TASK GOAL:
Go line by line through the records below. Copy whichever lines contain the string "outpatient".

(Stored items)

*** Block opens ***

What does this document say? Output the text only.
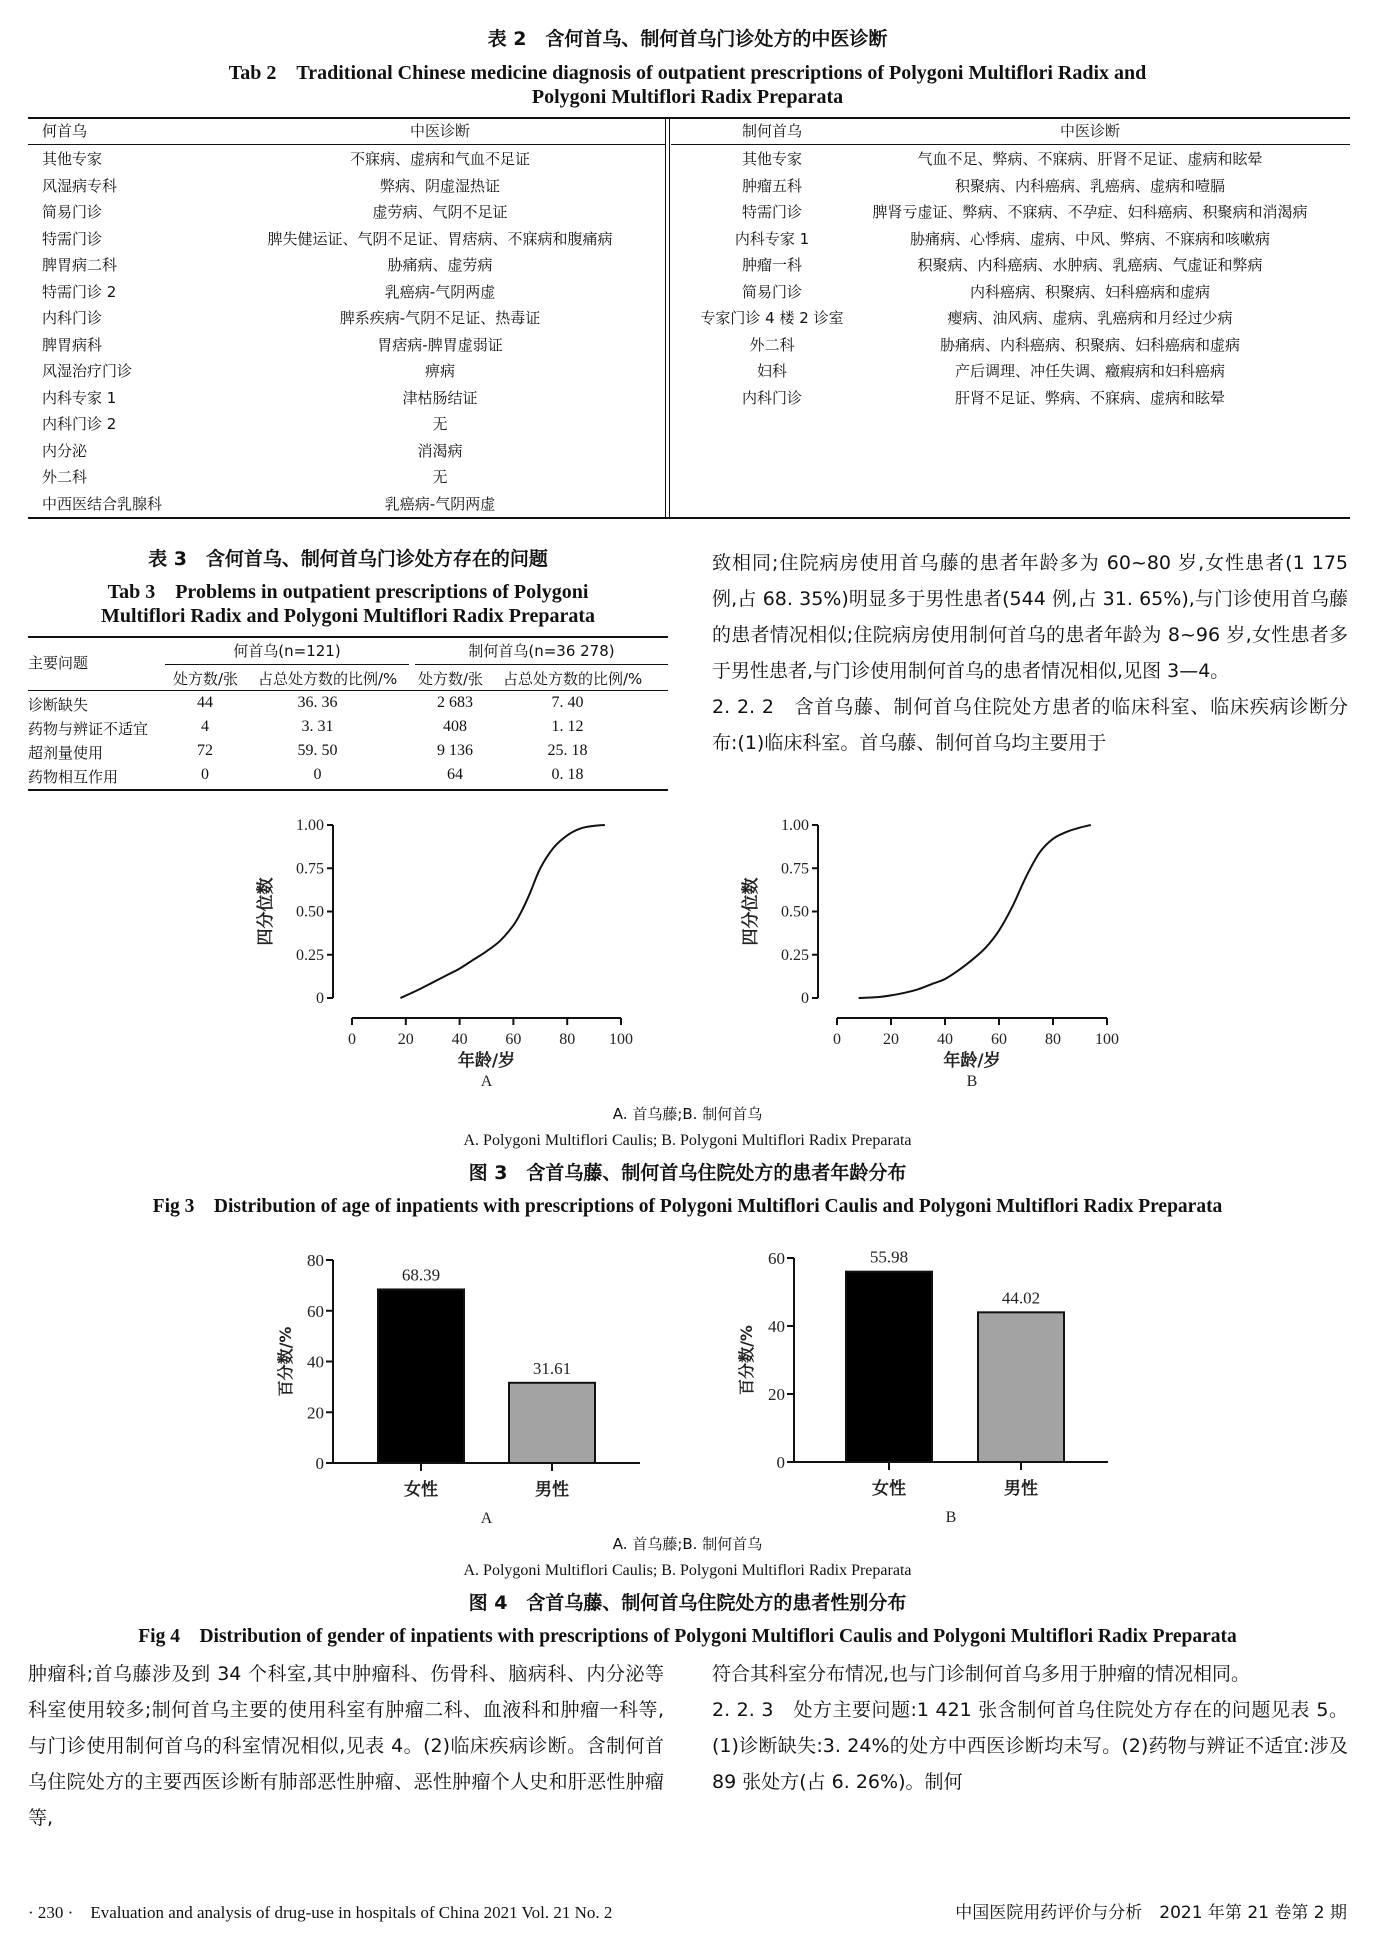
表 2　含何首乌、制何首乌门诊处方的中医诊断
Tab 2　Traditional Chinese medicine diagnosis of outpatient prescriptions of Polygoni Multiflori Radix and
Polygoni Multiflori Radix Preparata
何首乌	中医诊断	制何首乌	中医诊断
其他专家	不寐病、虚病和气血不足证
风湿病专科	弊病、阴虚湿热证
简易门诊	虚劳病、气阴不足证
特需门诊	脾失健运证、气阴不足证、胃痞病、不寐病和腹痛病
脾胃病二科	胁痛病、虚劳病
特需门诊 2	乳癌病-气阴两虚
内科门诊	脾系疾病-气阴不足证、热毒证
脾胃病科	胃痞病-脾胃虚弱证
风湿治疗门诊	痹病
内科专家 1	津枯肠结证
内科门诊 2	无
内分泌	消渴病
外二科	无
中西医结合乳腺科	乳癌病-气阴两虚
其他专家	气血不足、弊病、不寐病、肝肾不足证、虚病和眩晕
肿瘤五科	积聚病、内科癌病、乳癌病、虚病和噎膈
特需门诊	脾肾亏虚证、弊病、不寐病、不孕症、妇科癌病、积聚病和消渴病
内科专家 1	胁痛病、心悸病、虚病、中风、弊病、不寐病和咳嗽病
肿瘤一科	积聚病、内科癌病、水肿病、乳癌病、气虚证和弊病
简易门诊	内科癌病、积聚病、妇科癌病和虚病
专家门诊 4 楼 2 诊室	瘿病、油风病、虚病、乳癌病和月经过少病
外二科	胁痛病、内科癌病、积聚病、妇科癌病和虚病
妇科	产后调理、冲任失调、癥瘕病和妇科癌病
内科门诊	肝肾不足证、弊病、不寐病、虚病和眩晕
表 3　含何首乌、制何首乌门诊处方存在的问题
Tab 3　Problems in outpatient prescriptions of Polygoni
Multiflori Radix and Polygoni Multiflori Radix Preparata
主要问题
何首乌(n=121)	制何首乌(n=36 278)
处方数/张 占总处方数的比例/% 处方数/张 占总处方数的比例/%
诊断缺失	44	36. 36	2 683	7. 40
药物与辨证不适宜	4	3. 31	408	1. 12
超剂量使用	72	59. 50	9 136	25. 18
药物相互作用	0	0	64	0. 18

致相同;住院病房使用首乌藤的患者年龄多为 60~80 岁,女性患者(1 175 例,占 68. 35%)明显多于男性患者(544 例,占 31. 65%),与门诊使用首乌藤的患者情况相似;住院病房使用制何首乌的患者年龄为 8~96 岁,女性患者多于男性患者,与门诊使用制何首乌的患者情况相似,见图 3—4。

2. 2. 2　含首乌藤、制何首乌住院处方患者的临床科室、临床疾病诊断分布:(1)临床科室。首乌藤、制何首乌均主要用于

0
0.25
0.50
0.75
1.00
0	20 40 60 80 100
年龄/岁
A
四分位数
0
0.25
0.50
0.75
1.00
0	20 40 60 80 100
年龄/岁
B
四分位数
A. 首乌藤;B. 制何首乌
A. Polygoni Multiflori Caulis; B. Polygoni Multiflori Radix Preparata
图 3　含首乌藤、制何首乌住院处方的患者年龄分布
Fig 3　Distribution of age of inpatients with prescriptions of Polygoni Multiflori Caulis and Polygoni Multiflori Radix Preparata
0
20
40
60
80
68.39
女性
31.61
男性
A
百分数/%
0
20
40
60	55.98
女性
44.02
男性
B
百分数/%
A. 首乌藤;B. 制何首乌
A. Polygoni Multiflori Caulis; B. Polygoni Multiflori Radix Preparata
图 4　含首乌藤、制何首乌住院处方的患者性别分布
Fig 4　Distribution of gender of inpatients with prescriptions of Polygoni Multiflori Caulis and Polygoni Multiflori Radix Preparata

肿瘤科;首乌藤涉及到 34 个科室,其中肿瘤科、伤骨科、脑病科、内分泌等科室使用较多;制何首乌主要的使用科室有肿瘤二科、血液科和肿瘤一科等,与门诊使用制何首乌的科室情况相似,见表 4。(2)临床疾病诊断。含制何首乌住院处方的主要西医诊断有肺部恶性肿瘤、恶性肿瘤个人史和肝恶性肿瘤等,

符合其科室分布情况,也与门诊制何首乌多用于肿瘤的情况相同。

2. 2. 3　处方主要问题:1 421 张含制何首乌住院处方存在的问题见表 5。(1)诊断缺失:3. 24%的处方中西医诊断均未写。(2)药物与辨证不适宜:涉及 89 张处方(占 6. 26%)。制何

· 230 ·　Evaluation and analysis of drug-use in hospitals of China 2021 Vol. 21 No. 2	中国医院用药评价与分析　2021 年第 21 卷第 2 期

*** Block closes ***

OUTPUT BELOW:
Tab 2　Traditional Chinese medicine diagnosis of outpatient prescriptions of Polygoni Multiflori Radix and
Tab 3　Problems in outpatient prescriptions of Polygoni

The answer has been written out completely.